— Start Dataset records —

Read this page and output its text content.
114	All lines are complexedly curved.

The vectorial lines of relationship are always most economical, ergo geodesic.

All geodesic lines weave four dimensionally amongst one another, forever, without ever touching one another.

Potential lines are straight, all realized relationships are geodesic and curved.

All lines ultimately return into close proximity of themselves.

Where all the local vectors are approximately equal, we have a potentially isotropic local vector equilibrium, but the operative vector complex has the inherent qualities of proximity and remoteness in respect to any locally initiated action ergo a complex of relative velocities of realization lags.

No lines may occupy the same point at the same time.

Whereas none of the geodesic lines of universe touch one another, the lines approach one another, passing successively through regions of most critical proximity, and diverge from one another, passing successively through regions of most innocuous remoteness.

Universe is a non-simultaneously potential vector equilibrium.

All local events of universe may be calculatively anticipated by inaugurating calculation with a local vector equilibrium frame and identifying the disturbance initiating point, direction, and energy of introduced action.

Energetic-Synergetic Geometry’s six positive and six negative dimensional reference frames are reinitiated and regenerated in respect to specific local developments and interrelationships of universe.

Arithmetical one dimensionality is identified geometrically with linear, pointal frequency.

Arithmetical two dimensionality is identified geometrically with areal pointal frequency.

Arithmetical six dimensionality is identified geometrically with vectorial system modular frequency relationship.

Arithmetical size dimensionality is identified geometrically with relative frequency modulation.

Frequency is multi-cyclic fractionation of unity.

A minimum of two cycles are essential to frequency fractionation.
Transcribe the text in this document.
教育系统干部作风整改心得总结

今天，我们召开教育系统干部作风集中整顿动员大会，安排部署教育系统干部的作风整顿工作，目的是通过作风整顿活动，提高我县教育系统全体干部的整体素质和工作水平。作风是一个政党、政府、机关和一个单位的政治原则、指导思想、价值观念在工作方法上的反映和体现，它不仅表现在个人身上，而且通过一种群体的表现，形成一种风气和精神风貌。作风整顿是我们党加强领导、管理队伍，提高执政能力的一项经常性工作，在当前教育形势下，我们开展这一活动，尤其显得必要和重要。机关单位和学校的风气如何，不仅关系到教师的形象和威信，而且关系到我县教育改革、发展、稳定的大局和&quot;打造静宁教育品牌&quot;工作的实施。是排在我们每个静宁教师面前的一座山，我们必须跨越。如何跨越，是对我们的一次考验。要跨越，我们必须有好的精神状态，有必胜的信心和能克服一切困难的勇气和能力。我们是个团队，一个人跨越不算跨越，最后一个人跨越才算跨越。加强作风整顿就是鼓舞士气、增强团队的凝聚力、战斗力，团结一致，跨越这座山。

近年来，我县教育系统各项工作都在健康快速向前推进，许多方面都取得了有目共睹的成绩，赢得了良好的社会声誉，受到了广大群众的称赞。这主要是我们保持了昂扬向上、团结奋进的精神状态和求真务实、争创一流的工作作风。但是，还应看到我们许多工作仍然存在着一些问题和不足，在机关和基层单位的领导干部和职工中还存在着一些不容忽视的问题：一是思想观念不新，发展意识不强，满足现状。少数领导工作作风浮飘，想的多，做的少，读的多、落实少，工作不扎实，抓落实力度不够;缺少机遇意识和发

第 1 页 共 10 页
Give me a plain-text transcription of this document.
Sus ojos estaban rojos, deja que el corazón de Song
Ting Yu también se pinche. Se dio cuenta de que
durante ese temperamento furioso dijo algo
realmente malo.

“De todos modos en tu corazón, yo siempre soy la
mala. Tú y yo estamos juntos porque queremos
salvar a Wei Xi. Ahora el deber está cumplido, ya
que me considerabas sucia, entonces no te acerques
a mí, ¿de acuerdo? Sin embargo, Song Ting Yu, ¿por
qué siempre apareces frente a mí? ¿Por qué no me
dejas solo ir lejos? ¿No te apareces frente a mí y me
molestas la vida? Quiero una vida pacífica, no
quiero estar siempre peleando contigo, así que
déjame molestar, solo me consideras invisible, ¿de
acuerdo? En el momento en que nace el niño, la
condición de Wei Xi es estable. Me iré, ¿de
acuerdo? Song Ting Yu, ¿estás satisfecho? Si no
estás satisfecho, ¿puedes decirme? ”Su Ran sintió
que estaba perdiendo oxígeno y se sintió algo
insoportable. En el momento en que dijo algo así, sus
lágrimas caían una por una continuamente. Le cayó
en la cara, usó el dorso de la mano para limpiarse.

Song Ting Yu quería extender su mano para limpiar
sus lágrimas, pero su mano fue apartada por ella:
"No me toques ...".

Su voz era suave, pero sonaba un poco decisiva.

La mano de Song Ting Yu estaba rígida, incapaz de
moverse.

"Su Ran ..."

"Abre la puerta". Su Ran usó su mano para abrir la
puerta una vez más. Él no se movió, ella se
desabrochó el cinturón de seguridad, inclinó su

— End Dataset records —

**Instructions for the task**
Show every line of the records above that contains the word "puerta".

**Task solution**
"Abre la puerta". Su Ran usó su mano para abrir la
puerta una vez más. Él no se movió, ella se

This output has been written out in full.